# PROBLEM DESCRIPTION
Skip every picture, and output exactly the lines starting at the one with "Convert this document image to plain text." and running through the last line of the material below.
-- INPUT start --
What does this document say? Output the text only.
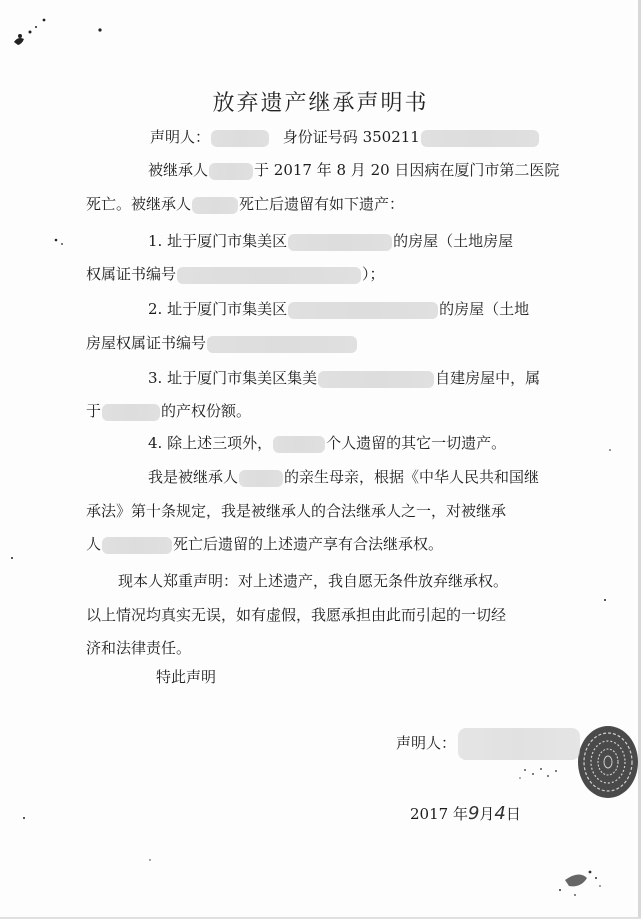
放弃遗产继承声明书
声明人：	身份证号码 350211
被继承人	于 2017 年 8 月 20 日因病在厦门市第二医院
死亡。被继承人	死亡后遗留有如下遗产：
1. 址于厦门市集美区	的房屋（土地房屋
权属证书编号	）；
2. 址于厦门市集美区	的房屋（土地
房屋权属证书编号
3. 址于厦门市集美区集美	自建房屋中，属
于	的产权份额。
4. 除上述三项外，	个人遗留的其它一切遗产。
我是被继承人	的亲生母亲，根据《中华人民共和国继
承法》第十条规定，我是被继承人的合法继承人之一，对被继承
人	死亡后遗留的上述遗产享有合法继承权。
现本人郑重声明：对上述遗产，我自愿无条件放弃继承权。
以上情况均真实无误，如有虚假，我愿承担由此而引起的一切经
济和法律责任。
特此声明
声明人：
2017 年9月4日
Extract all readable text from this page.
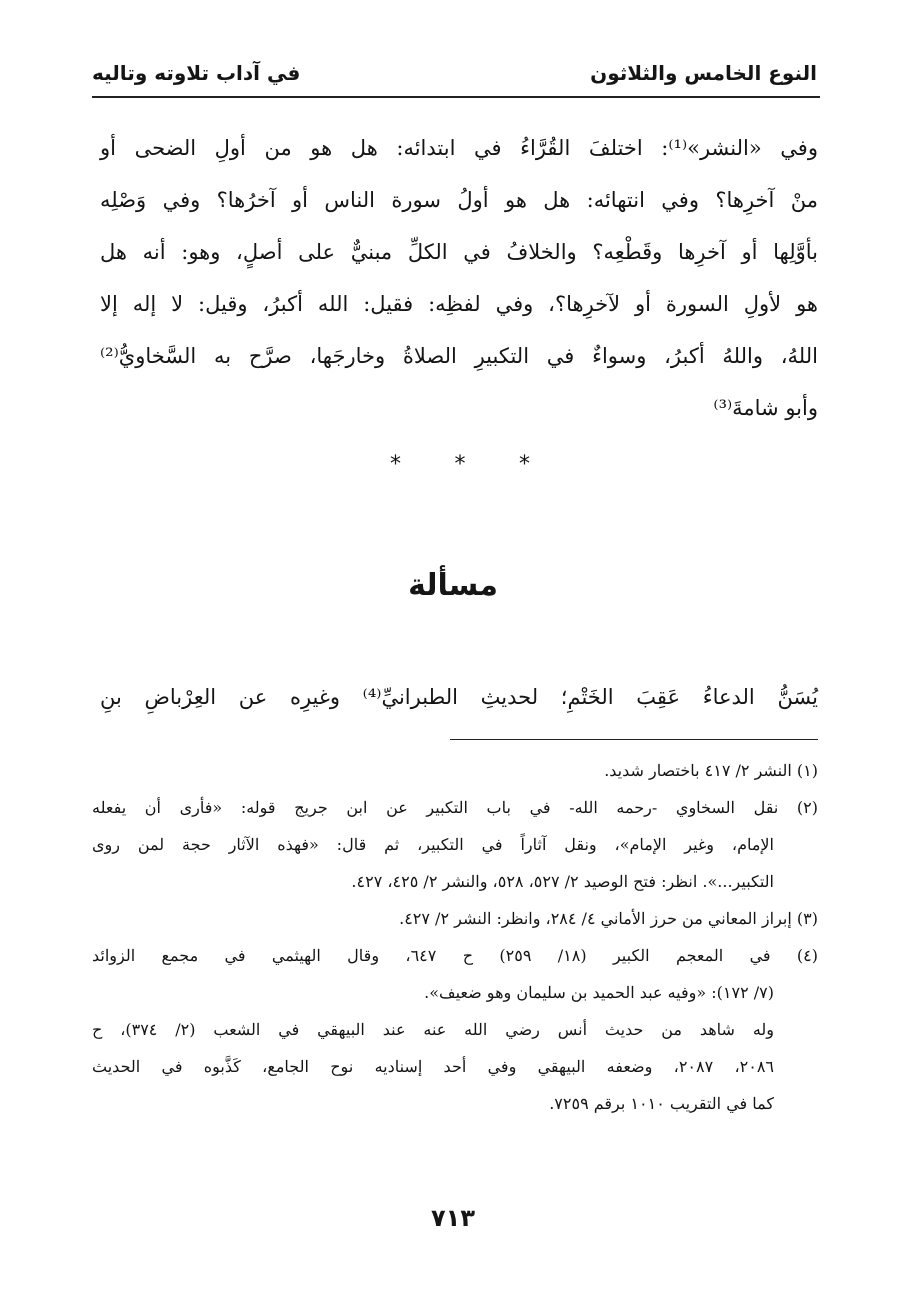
النوع الخامس والثلاثون
في آداب تلاوته وتاليه
وفي «النشر»⁽¹⁾: اختلفَ القُرَّاءُ في ابتدائه: هل هو من أولِ الضحى أو
منْ آخرِها؟ وفي انتهائه: هل هو أولُ سورة الناس أو آخرُها؟ وفي وَصْلِه
بأوَّلِها أو آخرِها وقَطْعِه؟ والخلافُ في الكلِّ مبنيٌّ على أصلٍ، وهو: أنه هل
هو لأولِ السورة أو لآخرِها؟، وفي لفظِه: فقيل: الله أكبرُ، وقيل: لا إله إلا
اللهُ، واللهُ أكبرُ، وسواءٌ في التكبيرِ الصلاةُ وخارجَها، صرَّح به السَّخاويُّ⁽²⁾
وأبو شامةَ⁽³⁾
* * *
مسألة
يُسَنُّ الدعاءُ عَقِبَ الخَتْمِ؛ لحديثِ الطبرانيِّ⁽⁴⁾ وغيرِه عن العِرْباضِ بنِ
(١) النشر ٢/ ٤١٧ باختصار شديد.
(٢) نقل السخاوي -رحمه الله- في باب التكبير عن ابن جريج قوله: «فأرى أن يفعله
الإمام، وغير الإمام»، ونقل آثاراً في التكبير، ثم قال: «فهذه الآثار حجة لمن روى
التكبير...». انظر: فتح الوصيد ٢/ ٥٢٧، ٥٢٨، والنشر ٢/ ٤٢٥، ٤٢٧.
(٣) إبراز المعاني من حرز الأماني ٤/ ٢٨٤، وانظر: النشر ٢/ ٤٢٧.
(٤) في المعجم الكبير (١٨/ ٢٥٩) ح ٦٤٧، وقال الهيثمي في مجمع الزوائد
(٧/ ١٧٢): «وفيه عبد الحميد بن سليمان وهو ضعيف».
وله شاهد من حديث أنس رضي الله عنه عند البيهقي في الشعب (٢/ ٣٧٤)، ح
٢٠٨٦، ٢٠٨٧، وضعفه البيهقي وفي أحد إسناديه نوح الجامع، كَذَّبوه في الحديث
كما في التقريب ١٠١٠ برقم ٧٢٥٩.
٧١٣
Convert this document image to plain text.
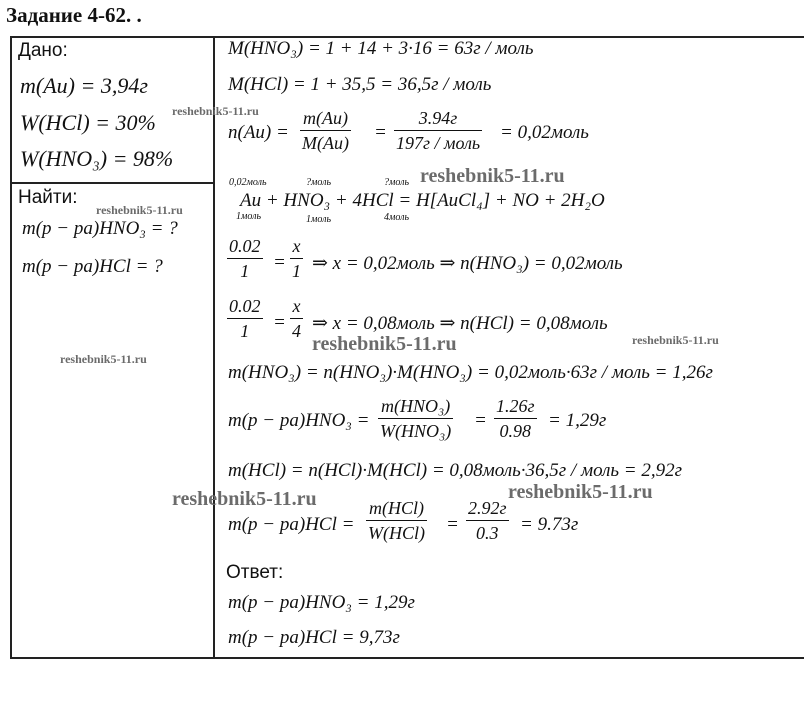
Задание 4-62. .
Дано:
m(Au) = 3,94г
W(HCl) = 30%
W(HNO₃) = 98%
Найти:
m(p − pa)HNO₃ = ?
m(p − pa)HCl = ?
M(HNO₃) = 1 + 14 + 3·16 = 63г / моль
M(HCl) = 1 + 35,5 = 36,5г / моль
$n(Au) = \frac{m(Au)}{M(Au)}$ =
3.94г
197г / моль = 0,02моль
0,02моль	?моль	?моль
Au + HNO₃ + 4HCl = H[AuCl₄] + NO + 2H₂O
1моль	1моль	4моль
$\frac{0.02}{1} = \frac{x}{1}$ ⇒ x = 0,02моль ⇒ n(HNO₃) = 0,02моль
$\frac{0.02}{1} = \frac{x}{4}$ ⇒ x = 0,08моль ⇒ n(HCl) = 0,08моль
m(HNO₃) = n(HNO₃)·M(HNO₃) = 0,02моль·63г / моль = 1,26г
m(p − pa)HNO₃ =
m(HNO₃)
W(HNO₃) =
1.26г
0.98 = 1,29г
m(HCl) = n(HCl)·M(HCl) = 0,08моль·36,5г / моль = 2,92г
m(p − pa)HCl =
m(HCl)
W(HCl) =
2.92г
0.3	= 9.73г
Ответ:
m(p − pa)HNO₃ = 1,29г
m(p − pa)HCl = 9,73г
reshebnik5-11.ru
reshebnik5-11.ru
reshebnik5-11.ru
reshebnik5-11.ru
reshebnik5-11.ru	reshebnik5-11.ru
reshebnik5-11.ru	reshebnik5-11.ru
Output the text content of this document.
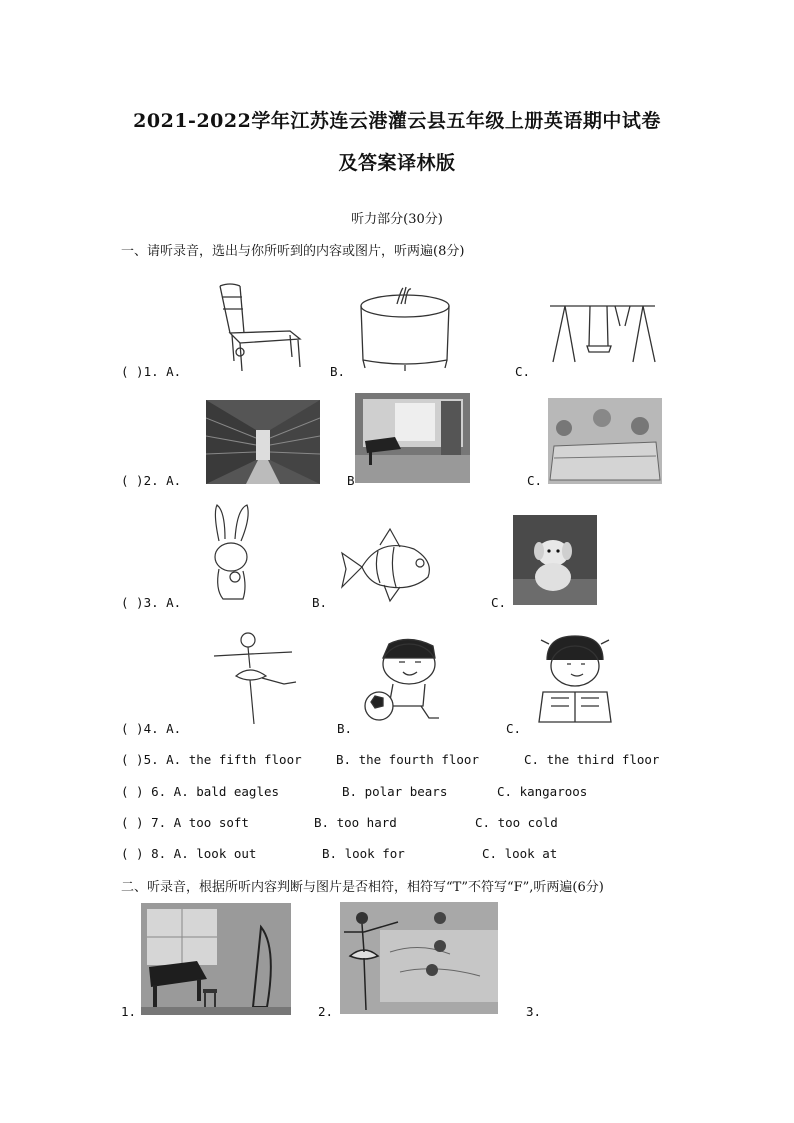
2021-2022学年江苏连云港灌云县五年级上册英语期中试卷
及答案译林版
听力部分(30分)
一、请听录音，选出与你所听到的内容或图片，听两遍(8分)
( )1. A.	B.	C.
( )2. A.	B	C.
( )3. A.	B.	C.
( )4. A.	B.	C.
( )5. A. the fifth floor	B. the fourth floor	C. the third floor
( ) 6. A. bald eagles	B. polar bears	C. kangaroos
( ) 7. A too soft	B. too hard	C. too cold
( ) 8. A. look out	B. look for	C. look at
二、听录音，根据所听内容判断与图片是否相符，相符写“T”不符写“F”,听两遍(6分)
1.	2.	3.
-- INPUT end --
# SOLUTION TO THIS TASK
Convert this document image to plain text.
Задание 4-62. .
Дано:
m(Au) = 3,94г
W(HCl) = 30%
W(HNO₃) = 98%
Найти:
m(p − pa)HNO₃ = ?
m(p − pa)HCl = ?
M(HNO₃) = 1 + 14 + 3·16 = 63г / моль
M(HCl) = 1 + 35,5 = 36,5г / моль
$n(Au) = \frac{m(Au)}{M(Au)}$ =
3.94г
197г / моль = 0,02моль
0,02моль	?моль	?моль
Au + HNO₃ + 4HCl = H[AuCl₄] + NO + 2H₂O
1моль	1моль	4моль
$\frac{0.02}{1} = \frac{x}{1}$ ⇒ x = 0,02моль ⇒ n(HNO₃) = 0,02моль
$\frac{0.02}{1} = \frac{x}{4}$ ⇒ x = 0,08моль ⇒ n(HCl) = 0,08моль
m(HNO₃) = n(HNO₃)·M(HNO₃) = 0,02моль·63г / моль = 1,26г
m(p − pa)HNO₃ =
m(HNO₃)
W(HNO₃) =
1.26г
0.98 = 1,29г
m(HCl) = n(HCl)·M(HCl) = 0,08моль·36,5г / моль = 2,92г
m(p − pa)HCl =
m(HCl)
W(HCl) =
2.92г
0.3	= 9.73г
Ответ:
m(p − pa)HNO₃ = 1,29г
m(p − pa)HCl = 9,73г
reshebnik5-11.ru
reshebnik5-11.ru
reshebnik5-11.ru
reshebnik5-11.ru
reshebnik5-11.ru	reshebnik5-11.ru
reshebnik5-11.ru	reshebnik5-11.ru
Output the text content of this document.
2021-2022学年江苏连云港灌云县五年级上册英语期中试卷
及答案译林版
听力部分(30分)
一、请听录音，选出与你所听到的内容或图片，听两遍(8分)
( )1. A.	B.	C.
( )2. A.	B	C.
( )3. A.	B.	C.
( )4. A.	B.	C.
( )5. A. the fifth floor	B. the fourth floor	C. the third floor
( ) 6. A. bald eagles	B. polar bears	C. kangaroos
( ) 7. A too soft	B. too hard	C. too cold
( ) 8. A. look out	B. look for	C. look at
二、听录音，根据所听内容判断与图片是否相符，相符写“T”不符写“F”,听两遍(6分)
1.	2.	3.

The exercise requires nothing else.